Set exercise. Copy each of the entries below faithfully, setting aside any pictures.

━━━━━━━━

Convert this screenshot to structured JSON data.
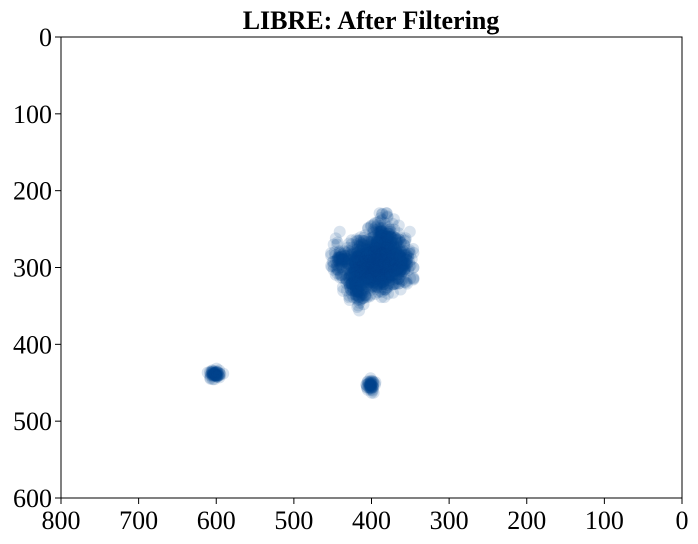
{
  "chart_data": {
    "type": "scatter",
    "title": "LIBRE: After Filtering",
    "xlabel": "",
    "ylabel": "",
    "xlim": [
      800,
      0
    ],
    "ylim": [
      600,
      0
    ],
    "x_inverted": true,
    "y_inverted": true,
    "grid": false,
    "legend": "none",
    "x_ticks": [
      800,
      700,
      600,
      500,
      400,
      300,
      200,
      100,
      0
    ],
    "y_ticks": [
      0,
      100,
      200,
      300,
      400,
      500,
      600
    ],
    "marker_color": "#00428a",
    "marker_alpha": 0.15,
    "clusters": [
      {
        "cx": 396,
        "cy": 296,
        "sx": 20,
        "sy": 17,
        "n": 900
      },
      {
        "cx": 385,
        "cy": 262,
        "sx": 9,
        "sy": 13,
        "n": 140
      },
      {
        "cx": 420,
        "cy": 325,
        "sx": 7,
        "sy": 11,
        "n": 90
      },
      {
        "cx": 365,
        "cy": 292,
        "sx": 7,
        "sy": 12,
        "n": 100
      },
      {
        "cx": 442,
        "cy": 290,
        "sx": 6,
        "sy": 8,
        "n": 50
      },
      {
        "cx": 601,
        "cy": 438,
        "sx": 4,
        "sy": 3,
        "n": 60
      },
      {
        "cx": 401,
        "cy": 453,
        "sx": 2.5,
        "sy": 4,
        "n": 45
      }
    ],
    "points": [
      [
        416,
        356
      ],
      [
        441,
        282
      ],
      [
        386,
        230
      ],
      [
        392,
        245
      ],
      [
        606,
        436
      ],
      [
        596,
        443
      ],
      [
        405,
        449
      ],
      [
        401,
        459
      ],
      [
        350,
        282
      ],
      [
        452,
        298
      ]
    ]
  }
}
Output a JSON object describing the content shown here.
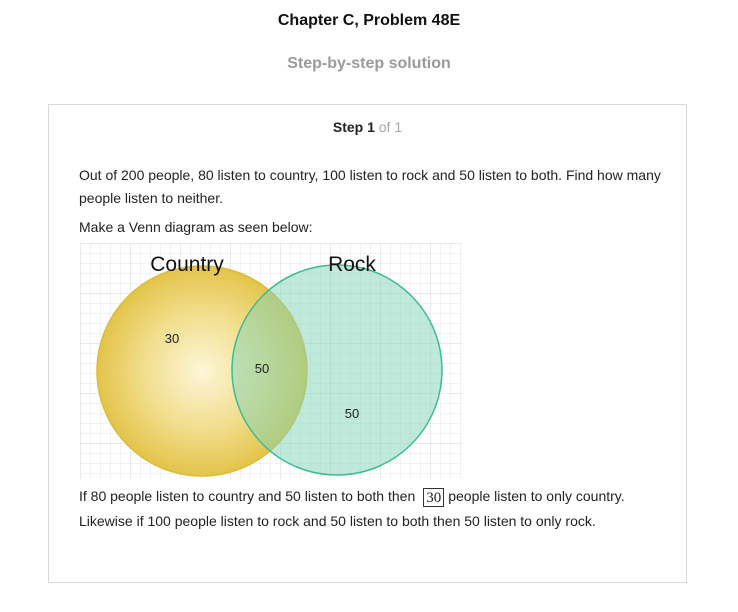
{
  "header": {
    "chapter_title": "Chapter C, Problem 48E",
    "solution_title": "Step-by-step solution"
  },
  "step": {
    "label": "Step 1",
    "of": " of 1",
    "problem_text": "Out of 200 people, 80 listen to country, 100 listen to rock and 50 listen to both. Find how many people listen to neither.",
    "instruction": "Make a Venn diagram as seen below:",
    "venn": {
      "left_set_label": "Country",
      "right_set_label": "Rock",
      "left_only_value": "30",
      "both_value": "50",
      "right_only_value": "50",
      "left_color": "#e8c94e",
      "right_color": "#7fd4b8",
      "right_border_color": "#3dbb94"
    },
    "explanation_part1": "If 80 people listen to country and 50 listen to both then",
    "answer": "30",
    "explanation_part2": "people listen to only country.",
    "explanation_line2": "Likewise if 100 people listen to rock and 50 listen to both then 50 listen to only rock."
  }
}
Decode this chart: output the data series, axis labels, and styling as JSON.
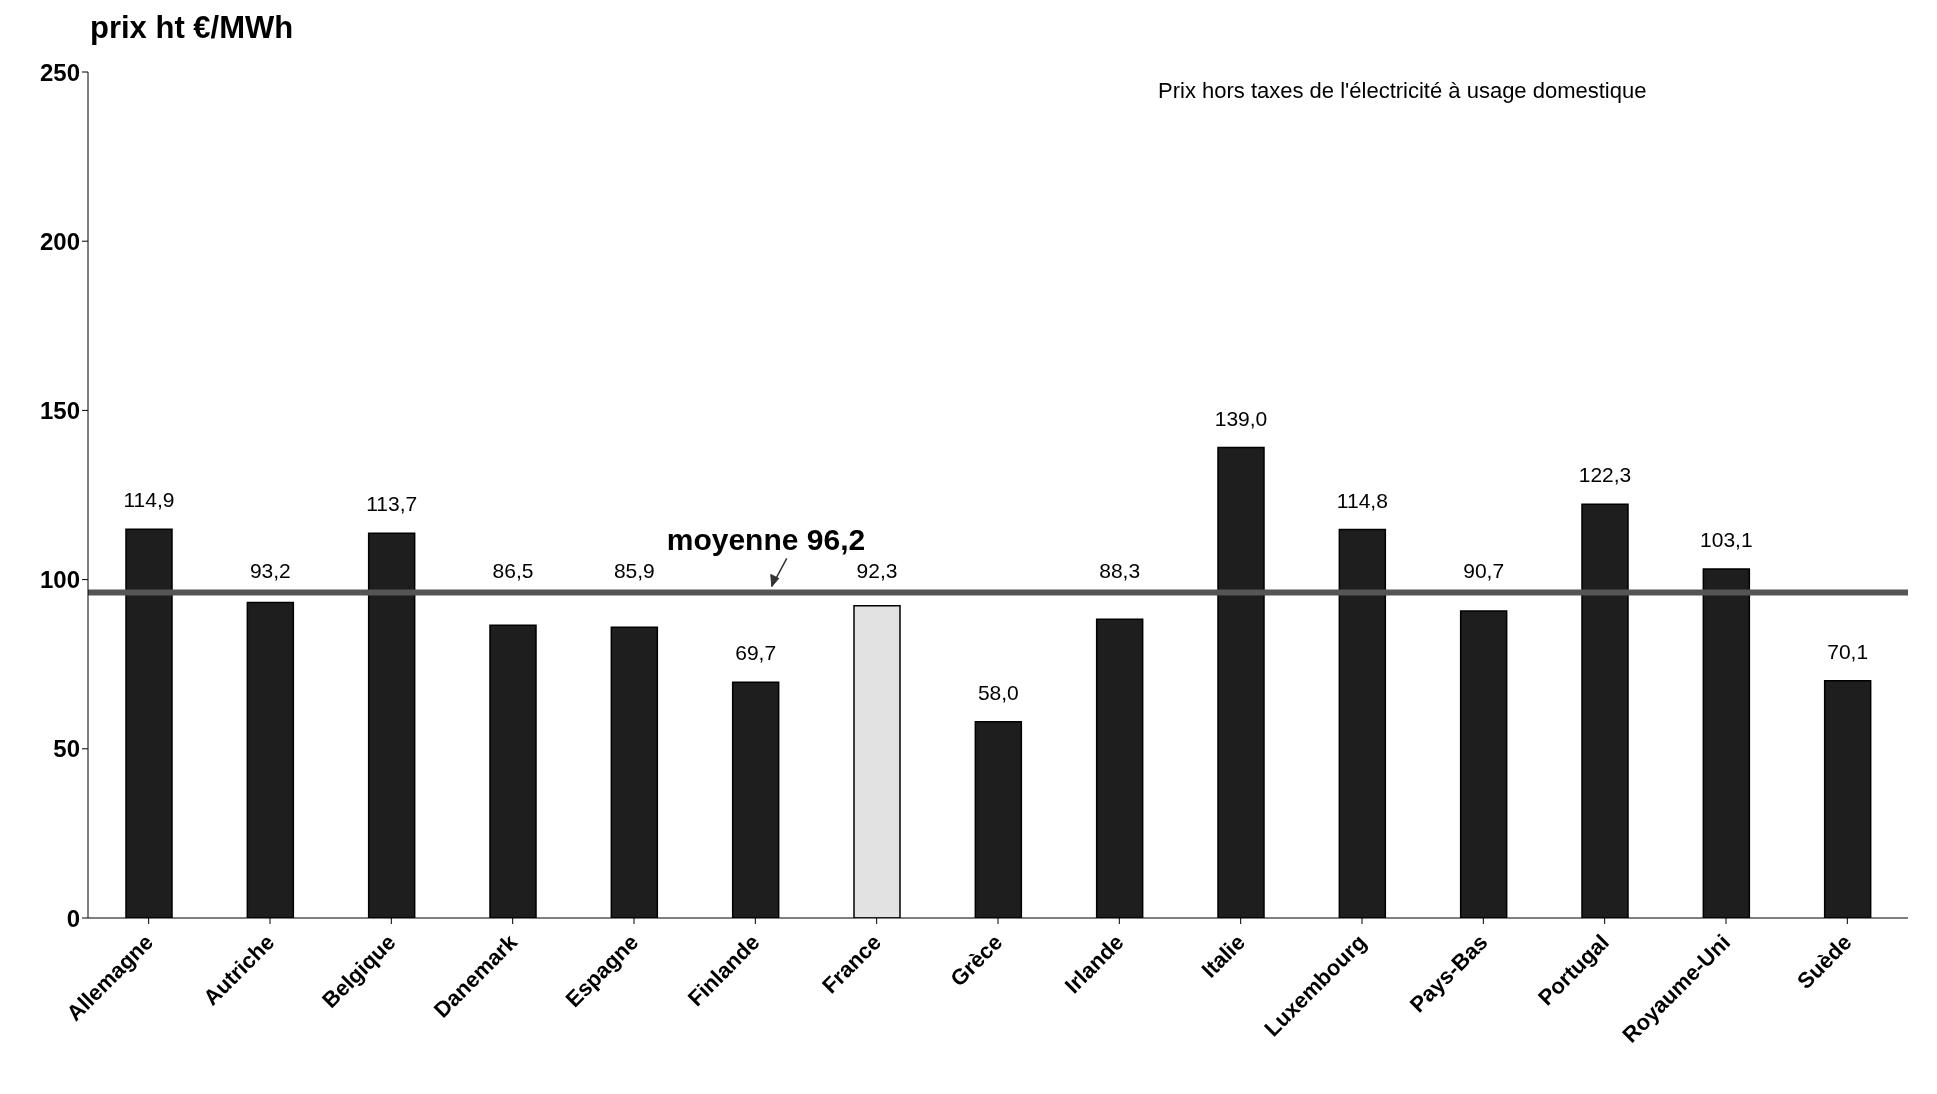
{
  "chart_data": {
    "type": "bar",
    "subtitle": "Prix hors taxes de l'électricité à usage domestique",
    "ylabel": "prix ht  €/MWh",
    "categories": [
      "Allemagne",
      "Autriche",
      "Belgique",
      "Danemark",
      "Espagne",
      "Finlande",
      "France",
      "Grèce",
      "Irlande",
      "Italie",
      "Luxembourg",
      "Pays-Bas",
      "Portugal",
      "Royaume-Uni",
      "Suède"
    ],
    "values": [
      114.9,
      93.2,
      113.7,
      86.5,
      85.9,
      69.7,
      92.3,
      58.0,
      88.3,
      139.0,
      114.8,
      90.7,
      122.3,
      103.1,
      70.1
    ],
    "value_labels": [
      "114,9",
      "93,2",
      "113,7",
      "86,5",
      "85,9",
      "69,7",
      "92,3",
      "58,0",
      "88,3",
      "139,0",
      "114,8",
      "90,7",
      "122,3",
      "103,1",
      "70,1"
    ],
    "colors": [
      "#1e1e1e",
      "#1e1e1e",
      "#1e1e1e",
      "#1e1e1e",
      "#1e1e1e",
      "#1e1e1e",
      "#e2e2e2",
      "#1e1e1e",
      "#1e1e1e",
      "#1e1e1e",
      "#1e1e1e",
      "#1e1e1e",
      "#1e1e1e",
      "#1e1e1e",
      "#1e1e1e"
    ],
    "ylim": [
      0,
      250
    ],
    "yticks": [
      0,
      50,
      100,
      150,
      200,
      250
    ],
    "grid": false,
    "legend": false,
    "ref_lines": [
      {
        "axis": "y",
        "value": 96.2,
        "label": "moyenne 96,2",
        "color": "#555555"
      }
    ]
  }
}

━━━━━━━━

Result.
Convert this screenshot to structured JSON data.
{
  "chart_data": {
    "type": "scatter",
    "title": "LIBRE: After Filtering",
    "xlabel": "",
    "ylabel": "",
    "xlim": [
      800,
      0
    ],
    "ylim": [
      600,
      0
    ],
    "x_inverted": true,
    "y_inverted": true,
    "grid": false,
    "legend": "none",
    "x_ticks": [
      800,
      700,
      600,
      500,
      400,
      300,
      200,
      100,
      0
    ],
    "y_ticks": [
      0,
      100,
      200,
      300,
      400,
      500,
      600
    ],
    "marker_color": "#00428a",
    "marker_alpha": 0.15,
    "clusters": [
      {
        "cx": 396,
        "cy": 296,
        "sx": 20,
        "sy": 17,
        "n": 900
      },
      {
        "cx": 385,
        "cy": 262,
        "sx": 9,
        "sy": 13,
        "n": 140
      },
      {
        "cx": 420,
        "cy": 325,
        "sx": 7,
        "sy": 11,
        "n": 90
      },
      {
        "cx": 365,
        "cy": 292,
        "sx": 7,
        "sy": 12,
        "n": 100
      },
      {
        "cx": 442,
        "cy": 290,
        "sx": 6,
        "sy": 8,
        "n": 50
      },
      {
        "cx": 601,
        "cy": 438,
        "sx": 4,
        "sy": 3,
        "n": 60
      },
      {
        "cx": 401,
        "cy": 453,
        "sx": 2.5,
        "sy": 4,
        "n": 45
      }
    ],
    "points": [
      [
        416,
        356
      ],
      [
        441,
        282
      ],
      [
        386,
        230
      ],
      [
        392,
        245
      ],
      [
        606,
        436
      ],
      [
        596,
        443
      ],
      [
        405,
        449
      ],
      [
        401,
        459
      ],
      [
        350,
        282
      ],
      [
        452,
        298
      ]
    ]
  }
}
Output a JSON object describing the content shown here.
{
  "header": {
    "chapter_title": "Chapter C, Problem 48E",
    "solution_title": "Step-by-step solution"
  },
  "step": {
    "label": "Step 1",
    "of": " of 1",
    "problem_text": "Out of 200 people, 80 listen to country, 100 listen to rock and 50 listen to both. Find how many people listen to neither.",
    "instruction": "Make a Venn diagram as seen below:",
    "venn": {
      "left_set_label": "Country",
      "right_set_label": "Rock",
      "left_only_value": "30",
      "both_value": "50",
      "right_only_value": "50",
      "left_color": "#e8c94e",
      "right_color": "#7fd4b8",
      "right_border_color": "#3dbb94"
    },
    "explanation_part1": "If 80 people listen to country and 50 listen to both then",
    "answer": "30",
    "explanation_part2": "people listen to only country.",
    "explanation_line2": "Likewise if 100 people listen to rock and 50 listen to both then 50 listen to only rock."
  }
}
Decode this chart: output the data series, axis labels, and styling as JSON.
{
  "chart_data": {
    "type": "bar",
    "subtitle": "Prix hors taxes de l'électricité à usage domestique",
    "ylabel": "prix ht  €/MWh",
    "categories": [
      "Allemagne",
      "Autriche",
      "Belgique",
      "Danemark",
      "Espagne",
      "Finlande",
      "France",
      "Grèce",
      "Irlande",
      "Italie",
      "Luxembourg",
      "Pays-Bas",
      "Portugal",
      "Royaume-Uni",
      "Suède"
    ],
    "values": [
      114.9,
      93.2,
      113.7,
      86.5,
      85.9,
      69.7,
      92.3,
      58.0,
      88.3,
      139.0,
      114.8,
      90.7,
      122.3,
      103.1,
      70.1
    ],
    "value_labels": [
      "114,9",
      "93,2",
      "113,7",
      "86,5",
      "85,9",
      "69,7",
      "92,3",
      "58,0",
      "88,3",
      "139,0",
      "114,8",
      "90,7",
      "122,3",
      "103,1",
      "70,1"
    ],
    "colors": [
      "#1e1e1e",
      "#1e1e1e",
      "#1e1e1e",
      "#1e1e1e",
      "#1e1e1e",
      "#1e1e1e",
      "#e2e2e2",
      "#1e1e1e",
      "#1e1e1e",
      "#1e1e1e",
      "#1e1e1e",
      "#1e1e1e",
      "#1e1e1e",
      "#1e1e1e",
      "#1e1e1e"
    ],
    "ylim": [
      0,
      250
    ],
    "yticks": [
      0,
      50,
      100,
      150,
      200,
      250
    ],
    "grid": false,
    "legend": false,
    "ref_lines": [
      {
        "axis": "y",
        "value": 96.2,
        "label": "moyenne 96,2",
        "color": "#555555"
      }
    ]
  }
}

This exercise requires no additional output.